Each line below should be quoted exactly, please.

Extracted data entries
########################################
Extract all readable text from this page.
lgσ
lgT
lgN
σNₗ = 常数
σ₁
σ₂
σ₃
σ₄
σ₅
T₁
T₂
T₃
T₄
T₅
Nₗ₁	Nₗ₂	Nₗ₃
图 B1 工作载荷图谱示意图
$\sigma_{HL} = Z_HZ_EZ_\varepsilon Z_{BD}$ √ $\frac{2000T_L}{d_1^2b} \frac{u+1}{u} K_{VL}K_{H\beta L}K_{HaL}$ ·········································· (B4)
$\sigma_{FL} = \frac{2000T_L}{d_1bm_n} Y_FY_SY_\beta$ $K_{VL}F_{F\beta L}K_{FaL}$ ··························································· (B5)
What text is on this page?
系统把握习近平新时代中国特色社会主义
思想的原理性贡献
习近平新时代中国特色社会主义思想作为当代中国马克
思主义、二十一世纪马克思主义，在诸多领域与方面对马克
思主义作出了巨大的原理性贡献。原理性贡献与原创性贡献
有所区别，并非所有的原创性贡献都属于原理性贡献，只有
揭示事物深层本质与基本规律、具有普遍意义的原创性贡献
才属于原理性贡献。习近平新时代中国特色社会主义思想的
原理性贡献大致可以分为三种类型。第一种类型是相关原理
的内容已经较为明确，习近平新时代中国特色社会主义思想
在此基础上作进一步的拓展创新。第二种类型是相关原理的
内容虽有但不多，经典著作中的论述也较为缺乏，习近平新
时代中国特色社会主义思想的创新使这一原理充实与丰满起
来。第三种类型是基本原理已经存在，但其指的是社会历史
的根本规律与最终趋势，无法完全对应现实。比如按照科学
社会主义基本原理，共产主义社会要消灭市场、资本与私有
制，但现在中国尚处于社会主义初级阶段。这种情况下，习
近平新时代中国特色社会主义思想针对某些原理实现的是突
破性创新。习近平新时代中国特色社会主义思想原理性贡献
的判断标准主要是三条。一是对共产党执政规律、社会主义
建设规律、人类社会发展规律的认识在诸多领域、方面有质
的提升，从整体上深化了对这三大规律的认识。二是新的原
########################################
The output =
Extract all readable text from this page.
lgσ
lgT
lgN
σNₗ = 常数
σ₁
σ₂
σ₃
σ₄
σ₅
T₁
T₂
T₃
T₄
T₅
Nₗ₁	Nₗ₂	Nₗ₃
图 B1 工作载荷图谱示意图
$\sigma_{HL} = Z_HZ_EZ_\varepsilon Z_{BD}$ √ $\frac{2000T_L}{d_1^2b} \frac{u+1}{u} K_{VL}K_{H\beta L}K_{HaL}$ ·········································· (B4)
$\sigma_{FL} = \frac{2000T_L}{d_1bm_n} Y_FY_SY_\beta$ $K_{VL}F_{F\beta L}K_{FaL}$ ··························································· (B5)
What text is on this page?
系统把握习近平新时代中国特色社会主义
思想的原理性贡献
习近平新时代中国特色社会主义思想作为当代中国马克
思主义、二十一世纪马克思主义，在诸多领域与方面对马克
思主义作出了巨大的原理性贡献。原理性贡献与原创性贡献
有所区别，并非所有的原创性贡献都属于原理性贡献，只有
揭示事物深层本质与基本规律、具有普遍意义的原创性贡献
才属于原理性贡献。习近平新时代中国特色社会主义思想的
原理性贡献大致可以分为三种类型。第一种类型是相关原理
的内容已经较为明确，习近平新时代中国特色社会主义思想
在此基础上作进一步的拓展创新。第二种类型是相关原理的
内容虽有但不多，经典著作中的论述也较为缺乏，习近平新
时代中国特色社会主义思想的创新使这一原理充实与丰满起
来。第三种类型是基本原理已经存在，但其指的是社会历史
的根本规律与最终趋势，无法完全对应现实。比如按照科学
社会主义基本原理，共产主义社会要消灭市场、资本与私有
制，但现在中国尚处于社会主义初级阶段。这种情况下，习
近平新时代中国特色社会主义思想针对某些原理实现的是突
破性创新。习近平新时代中国特色社会主义思想原理性贡献
的判断标准主要是三条。一是对共产党执政规律、社会主义
建设规律、人类社会发展规律的认识在诸多领域、方面有质
的提升，从整体上深化了对这三大规律的认识。二是新的原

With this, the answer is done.